Data records:
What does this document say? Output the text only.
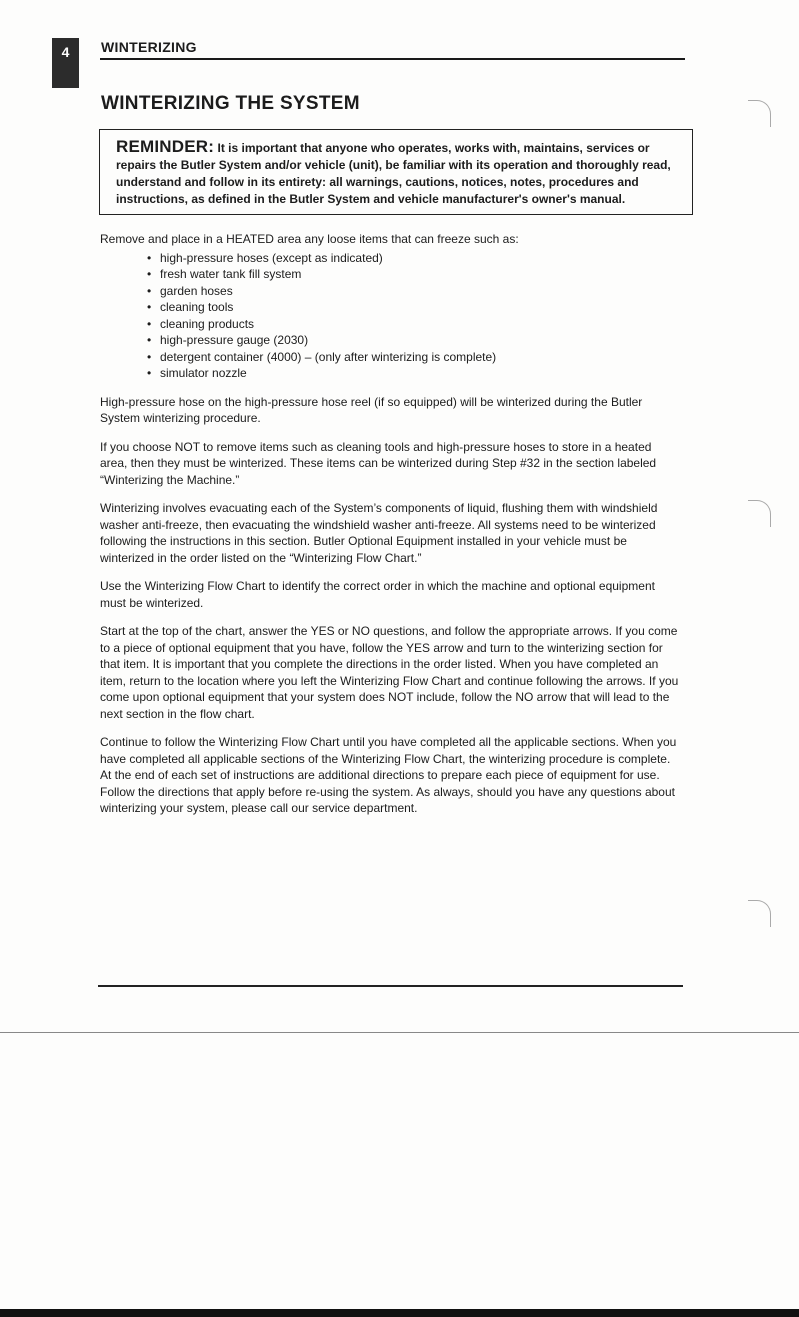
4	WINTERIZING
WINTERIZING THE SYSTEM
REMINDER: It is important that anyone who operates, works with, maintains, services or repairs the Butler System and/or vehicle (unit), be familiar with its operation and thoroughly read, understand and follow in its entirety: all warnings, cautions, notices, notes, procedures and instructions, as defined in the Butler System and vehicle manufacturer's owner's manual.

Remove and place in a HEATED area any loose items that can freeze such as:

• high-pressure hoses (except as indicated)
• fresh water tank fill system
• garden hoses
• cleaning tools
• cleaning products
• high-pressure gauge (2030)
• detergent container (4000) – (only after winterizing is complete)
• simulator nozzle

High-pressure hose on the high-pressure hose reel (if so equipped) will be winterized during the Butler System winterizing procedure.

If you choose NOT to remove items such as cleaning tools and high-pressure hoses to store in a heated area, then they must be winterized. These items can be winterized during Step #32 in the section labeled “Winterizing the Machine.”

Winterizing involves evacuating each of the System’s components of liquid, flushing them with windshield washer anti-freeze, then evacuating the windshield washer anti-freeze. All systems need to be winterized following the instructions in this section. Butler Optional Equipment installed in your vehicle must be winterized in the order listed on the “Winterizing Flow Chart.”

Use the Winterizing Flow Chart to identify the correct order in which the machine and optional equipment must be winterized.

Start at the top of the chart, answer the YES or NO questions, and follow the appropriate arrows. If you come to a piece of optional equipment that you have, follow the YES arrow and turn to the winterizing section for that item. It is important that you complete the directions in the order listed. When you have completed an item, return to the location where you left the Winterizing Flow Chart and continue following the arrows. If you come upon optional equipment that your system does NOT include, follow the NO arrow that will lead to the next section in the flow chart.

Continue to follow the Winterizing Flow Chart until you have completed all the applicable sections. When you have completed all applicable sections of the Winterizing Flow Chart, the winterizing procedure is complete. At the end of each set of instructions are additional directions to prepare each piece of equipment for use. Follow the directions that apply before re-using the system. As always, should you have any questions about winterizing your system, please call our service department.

--

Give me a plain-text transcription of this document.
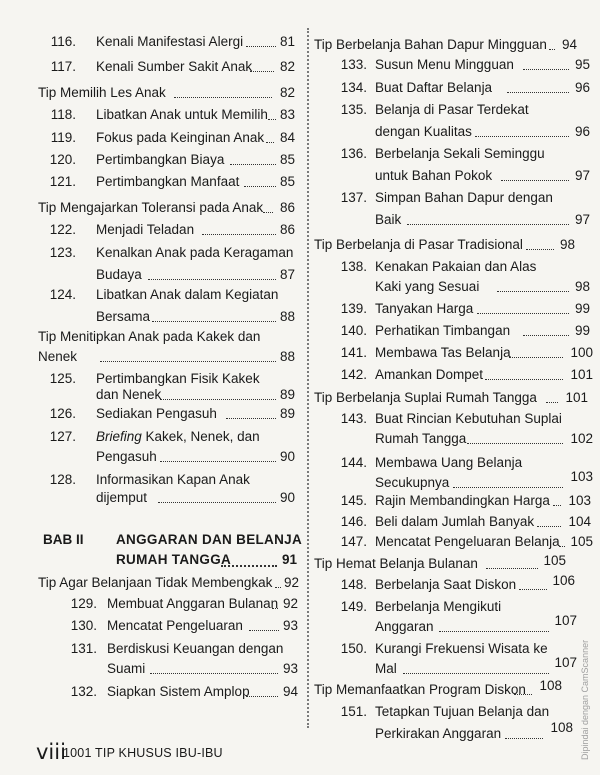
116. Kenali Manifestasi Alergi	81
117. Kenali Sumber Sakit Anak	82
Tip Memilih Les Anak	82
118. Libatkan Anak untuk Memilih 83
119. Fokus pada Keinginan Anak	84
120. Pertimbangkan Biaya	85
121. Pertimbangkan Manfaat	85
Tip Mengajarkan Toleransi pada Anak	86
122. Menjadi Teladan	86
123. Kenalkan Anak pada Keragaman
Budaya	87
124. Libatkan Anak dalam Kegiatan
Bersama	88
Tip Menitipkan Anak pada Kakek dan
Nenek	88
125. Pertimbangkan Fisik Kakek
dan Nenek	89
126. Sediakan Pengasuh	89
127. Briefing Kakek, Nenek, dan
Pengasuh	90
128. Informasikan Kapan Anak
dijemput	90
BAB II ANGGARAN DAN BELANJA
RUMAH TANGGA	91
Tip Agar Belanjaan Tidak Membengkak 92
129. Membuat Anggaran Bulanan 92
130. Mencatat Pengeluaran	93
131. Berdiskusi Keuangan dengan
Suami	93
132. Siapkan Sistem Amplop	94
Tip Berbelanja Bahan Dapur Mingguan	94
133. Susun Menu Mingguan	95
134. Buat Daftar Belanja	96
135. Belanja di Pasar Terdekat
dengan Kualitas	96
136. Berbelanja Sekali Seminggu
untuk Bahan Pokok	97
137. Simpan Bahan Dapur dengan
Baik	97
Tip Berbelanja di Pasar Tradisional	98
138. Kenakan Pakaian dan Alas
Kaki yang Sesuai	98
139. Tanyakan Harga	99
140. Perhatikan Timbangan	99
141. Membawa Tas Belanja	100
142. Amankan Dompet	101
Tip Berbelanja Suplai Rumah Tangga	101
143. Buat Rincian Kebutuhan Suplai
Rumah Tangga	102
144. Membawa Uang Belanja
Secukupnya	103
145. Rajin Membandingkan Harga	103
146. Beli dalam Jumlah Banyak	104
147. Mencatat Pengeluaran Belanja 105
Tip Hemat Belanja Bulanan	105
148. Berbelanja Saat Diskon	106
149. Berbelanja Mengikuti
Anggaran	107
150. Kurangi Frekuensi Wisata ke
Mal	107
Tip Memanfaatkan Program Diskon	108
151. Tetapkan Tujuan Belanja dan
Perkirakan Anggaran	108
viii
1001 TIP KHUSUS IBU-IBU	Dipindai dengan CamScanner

:: WHAT TO DO ::
Gather up every line in the data above that contains the word "will", copying each one.

:: EXERCISE SOLUTION ::
High-pressure hose on the high-pressure hose reel (if so equipped) will be winterized during the Butler System winterizing procedure.
Start at the top of the chart, answer the YES or NO questions, and follow the appropriate arrows. If you come to a piece of optional equipment that you have, follow the YES arrow and turn to the winterizing section for that item. It is important that you complete the directions in the order listed. When you have completed an item, return to the location where you left the Winterizing Flow Chart and continue following the arrows. If you come upon optional equipment that your system does NOT include, follow the NO arrow that will lead to the next section in the flow chart.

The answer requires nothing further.